▶ **Brano proposto**:
Sei mesi alla guida della Repubblica, e per Lorenzo Bugli il ricordo più intenso non arriva dalle stanze dei vertici internazionali, ma dalle aule scolastiche durante il periodo natalizio. Il sorriso dei bambini, la loro dedizione nel preparare accoglienze, lo studio delle Istanze d’Arengo attraverso gli occhi della più giovane generazione: questi momenti hanno rappresentato per il reggente il lato più autentico del mandato, rivelando come San Marino possieda radici forti e un futuro già consapevole di sé.
Passando dalla carica di consigliere alla Reggenza, Bugli ha scoperto una dimensione completamente diversa dell’istituzione. La macchina della Segreteria Istituzionale, con la sua profesionalità discreta ma impeccabile, si è rivelata determinante nel sostenerlo. La competenza del personale di Palazzo, la guida della dott.ssa Crescentini, hanno trasformato la carica in un’esperienza gestibile e consapevole, permettendogli di comprendere che la forza delle istituzioni risiede anche nelle persone che le servono quotidianamente.

▶ **Dati da esaminare**:
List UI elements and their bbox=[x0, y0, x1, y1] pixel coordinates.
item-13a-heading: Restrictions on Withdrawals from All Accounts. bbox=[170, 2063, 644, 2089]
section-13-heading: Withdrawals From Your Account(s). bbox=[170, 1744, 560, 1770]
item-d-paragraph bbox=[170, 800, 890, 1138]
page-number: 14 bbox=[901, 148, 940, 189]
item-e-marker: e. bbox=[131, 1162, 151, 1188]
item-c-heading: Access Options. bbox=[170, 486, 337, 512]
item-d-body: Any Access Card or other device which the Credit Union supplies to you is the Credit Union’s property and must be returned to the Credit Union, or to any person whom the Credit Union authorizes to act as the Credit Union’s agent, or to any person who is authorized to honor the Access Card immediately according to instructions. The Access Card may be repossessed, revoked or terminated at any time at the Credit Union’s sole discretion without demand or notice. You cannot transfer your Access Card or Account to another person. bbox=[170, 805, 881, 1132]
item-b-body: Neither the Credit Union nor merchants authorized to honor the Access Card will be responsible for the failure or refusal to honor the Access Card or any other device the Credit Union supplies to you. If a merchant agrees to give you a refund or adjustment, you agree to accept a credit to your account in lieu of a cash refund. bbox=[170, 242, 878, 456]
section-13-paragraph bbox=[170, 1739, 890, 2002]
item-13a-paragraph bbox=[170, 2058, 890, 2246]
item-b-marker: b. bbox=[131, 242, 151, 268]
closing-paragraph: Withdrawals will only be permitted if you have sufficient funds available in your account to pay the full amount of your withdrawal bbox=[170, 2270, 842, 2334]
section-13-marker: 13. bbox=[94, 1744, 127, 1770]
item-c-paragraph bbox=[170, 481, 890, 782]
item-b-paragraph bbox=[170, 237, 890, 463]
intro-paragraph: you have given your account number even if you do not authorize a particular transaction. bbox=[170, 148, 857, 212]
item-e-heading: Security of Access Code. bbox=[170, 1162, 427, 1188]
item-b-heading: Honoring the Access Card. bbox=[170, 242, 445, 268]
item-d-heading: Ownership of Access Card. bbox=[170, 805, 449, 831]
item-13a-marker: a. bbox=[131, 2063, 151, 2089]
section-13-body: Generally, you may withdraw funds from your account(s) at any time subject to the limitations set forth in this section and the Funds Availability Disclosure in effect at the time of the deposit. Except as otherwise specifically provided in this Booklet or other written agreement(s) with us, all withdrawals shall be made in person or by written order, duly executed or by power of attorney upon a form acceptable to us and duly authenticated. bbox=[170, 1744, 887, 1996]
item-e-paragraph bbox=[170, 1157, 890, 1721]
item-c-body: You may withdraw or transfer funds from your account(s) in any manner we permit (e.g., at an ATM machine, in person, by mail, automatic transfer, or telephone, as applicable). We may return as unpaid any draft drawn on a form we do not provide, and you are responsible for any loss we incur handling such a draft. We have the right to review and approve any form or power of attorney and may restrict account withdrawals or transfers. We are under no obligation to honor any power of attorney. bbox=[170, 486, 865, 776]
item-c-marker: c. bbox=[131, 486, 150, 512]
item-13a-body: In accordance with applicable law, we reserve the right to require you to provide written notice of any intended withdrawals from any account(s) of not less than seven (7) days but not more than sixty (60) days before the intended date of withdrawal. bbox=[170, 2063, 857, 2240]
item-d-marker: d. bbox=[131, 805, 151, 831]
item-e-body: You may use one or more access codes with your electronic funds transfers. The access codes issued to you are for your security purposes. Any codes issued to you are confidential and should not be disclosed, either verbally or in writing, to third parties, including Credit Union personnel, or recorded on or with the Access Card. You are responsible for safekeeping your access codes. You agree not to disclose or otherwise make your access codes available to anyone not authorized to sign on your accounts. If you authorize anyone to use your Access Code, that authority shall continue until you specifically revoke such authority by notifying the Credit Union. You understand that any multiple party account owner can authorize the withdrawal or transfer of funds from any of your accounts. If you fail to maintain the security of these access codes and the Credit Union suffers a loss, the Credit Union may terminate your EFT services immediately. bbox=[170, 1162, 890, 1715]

▶ **Consegna**: Puoi ricopiare per intero, senza alcuna modifica, il brano sul mandato di reggente di Lorenzo Bugli?

▶ **Soluzione proposta**:
Sei mesi alla guida della Repubblica, e per Lorenzo Bugli il ricordo più intenso non arriva dalle stanze dei vertici internazionali, ma dalle aule scolastiche durante il periodo natalizio. Il sorriso dei bambini, la loro dedizione nel preparare accoglienze, lo studio delle Istanze d’Arengo attraverso gli occhi della più giovane generazione: questi momenti hanno rappresentato per il reggente il lato più autentico del mandato, rivelando come San Marino possieda radici forti e un futuro già consapevole di sé.
Passando dalla carica di consigliere alla Reggenza, Bugli ha scoperto una dimensione completamente diversa dell’istituzione. La macchina della Segreteria Istituzionale, con la sua profesionalità discreta ma impeccabile, si è rivelata determinante nel sostenerlo. La competenza del personale di Palazzo, la guida della dott.ssa Crescentini, hanno trasformato la carica in un’esperienza gestibile e consapevole, permettendogli di comprendere che la forza delle istituzioni risiede anche nelle persone che le servono quotidianamente.